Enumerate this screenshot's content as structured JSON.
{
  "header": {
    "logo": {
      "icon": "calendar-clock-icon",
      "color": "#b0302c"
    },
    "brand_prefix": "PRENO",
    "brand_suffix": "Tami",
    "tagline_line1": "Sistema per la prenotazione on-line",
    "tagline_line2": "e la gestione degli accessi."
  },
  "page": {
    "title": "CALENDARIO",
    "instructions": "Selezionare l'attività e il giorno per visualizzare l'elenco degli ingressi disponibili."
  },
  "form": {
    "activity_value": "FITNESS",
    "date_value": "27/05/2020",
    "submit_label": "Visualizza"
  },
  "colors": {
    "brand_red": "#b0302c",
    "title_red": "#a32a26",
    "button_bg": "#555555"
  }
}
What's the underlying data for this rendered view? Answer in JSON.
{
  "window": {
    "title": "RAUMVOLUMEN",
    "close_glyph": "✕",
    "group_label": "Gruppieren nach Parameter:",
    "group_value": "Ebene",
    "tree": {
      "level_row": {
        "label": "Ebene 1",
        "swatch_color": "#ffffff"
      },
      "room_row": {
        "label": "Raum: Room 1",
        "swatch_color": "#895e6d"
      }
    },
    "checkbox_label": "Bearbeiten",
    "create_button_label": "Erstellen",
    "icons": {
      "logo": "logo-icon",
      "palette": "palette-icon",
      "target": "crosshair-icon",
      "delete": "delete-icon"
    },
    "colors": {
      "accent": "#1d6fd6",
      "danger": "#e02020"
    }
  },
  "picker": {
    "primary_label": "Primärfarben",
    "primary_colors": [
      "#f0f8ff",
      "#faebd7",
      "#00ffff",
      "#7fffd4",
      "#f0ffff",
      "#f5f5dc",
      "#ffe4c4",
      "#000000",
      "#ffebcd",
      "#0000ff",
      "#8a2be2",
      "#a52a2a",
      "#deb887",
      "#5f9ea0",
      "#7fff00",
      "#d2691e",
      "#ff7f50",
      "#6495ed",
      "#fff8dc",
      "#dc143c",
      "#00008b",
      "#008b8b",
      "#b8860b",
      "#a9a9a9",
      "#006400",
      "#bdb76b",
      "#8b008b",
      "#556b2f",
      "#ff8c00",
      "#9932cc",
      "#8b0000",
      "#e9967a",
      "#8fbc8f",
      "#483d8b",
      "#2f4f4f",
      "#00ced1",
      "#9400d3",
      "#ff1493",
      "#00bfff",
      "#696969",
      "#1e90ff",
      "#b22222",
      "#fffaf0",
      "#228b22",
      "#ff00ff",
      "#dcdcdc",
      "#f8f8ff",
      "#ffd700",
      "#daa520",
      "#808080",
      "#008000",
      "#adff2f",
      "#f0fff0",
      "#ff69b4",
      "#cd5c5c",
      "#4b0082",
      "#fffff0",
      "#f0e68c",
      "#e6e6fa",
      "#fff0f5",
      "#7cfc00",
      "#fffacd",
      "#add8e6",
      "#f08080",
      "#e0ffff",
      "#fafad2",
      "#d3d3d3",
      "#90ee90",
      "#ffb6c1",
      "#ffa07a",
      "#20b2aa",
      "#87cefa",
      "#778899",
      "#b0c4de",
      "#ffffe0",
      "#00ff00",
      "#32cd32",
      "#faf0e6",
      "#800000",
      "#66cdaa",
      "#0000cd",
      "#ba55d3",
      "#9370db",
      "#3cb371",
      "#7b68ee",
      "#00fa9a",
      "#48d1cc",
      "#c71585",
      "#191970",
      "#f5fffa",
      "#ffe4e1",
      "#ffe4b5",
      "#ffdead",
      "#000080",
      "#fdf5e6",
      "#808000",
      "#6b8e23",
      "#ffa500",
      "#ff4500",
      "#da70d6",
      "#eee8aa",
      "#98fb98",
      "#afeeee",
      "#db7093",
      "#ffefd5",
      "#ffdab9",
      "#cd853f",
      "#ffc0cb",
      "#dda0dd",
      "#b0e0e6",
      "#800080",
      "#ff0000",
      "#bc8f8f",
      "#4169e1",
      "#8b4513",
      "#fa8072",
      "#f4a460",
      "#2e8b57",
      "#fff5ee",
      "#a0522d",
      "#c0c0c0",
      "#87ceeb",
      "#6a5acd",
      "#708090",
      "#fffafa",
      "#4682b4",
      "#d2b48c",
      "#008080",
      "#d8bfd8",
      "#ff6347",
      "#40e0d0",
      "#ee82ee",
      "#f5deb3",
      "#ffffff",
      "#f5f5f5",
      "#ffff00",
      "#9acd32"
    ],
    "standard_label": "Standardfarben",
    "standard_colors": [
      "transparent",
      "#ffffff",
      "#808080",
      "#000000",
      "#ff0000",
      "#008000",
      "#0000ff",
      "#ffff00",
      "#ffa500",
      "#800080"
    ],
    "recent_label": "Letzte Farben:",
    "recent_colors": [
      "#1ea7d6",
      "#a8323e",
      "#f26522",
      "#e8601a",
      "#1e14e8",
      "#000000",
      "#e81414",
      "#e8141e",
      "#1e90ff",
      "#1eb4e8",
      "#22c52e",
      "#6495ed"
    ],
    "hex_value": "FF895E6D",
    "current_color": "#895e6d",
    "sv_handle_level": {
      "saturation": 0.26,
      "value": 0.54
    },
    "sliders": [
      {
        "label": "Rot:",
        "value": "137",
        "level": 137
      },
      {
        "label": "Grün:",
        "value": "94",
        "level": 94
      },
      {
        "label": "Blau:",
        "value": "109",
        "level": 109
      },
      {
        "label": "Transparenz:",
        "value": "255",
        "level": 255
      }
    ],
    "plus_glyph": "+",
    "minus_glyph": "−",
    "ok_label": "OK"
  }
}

Exercise: Copy out all lines above that include the string "degli".

Task response:
    "tagline_line2": "e la gestione degli accessi."
    "instructions": "Selezionare l'attività e il giorno per visualizzare l'elenco degli ingressi disponibili."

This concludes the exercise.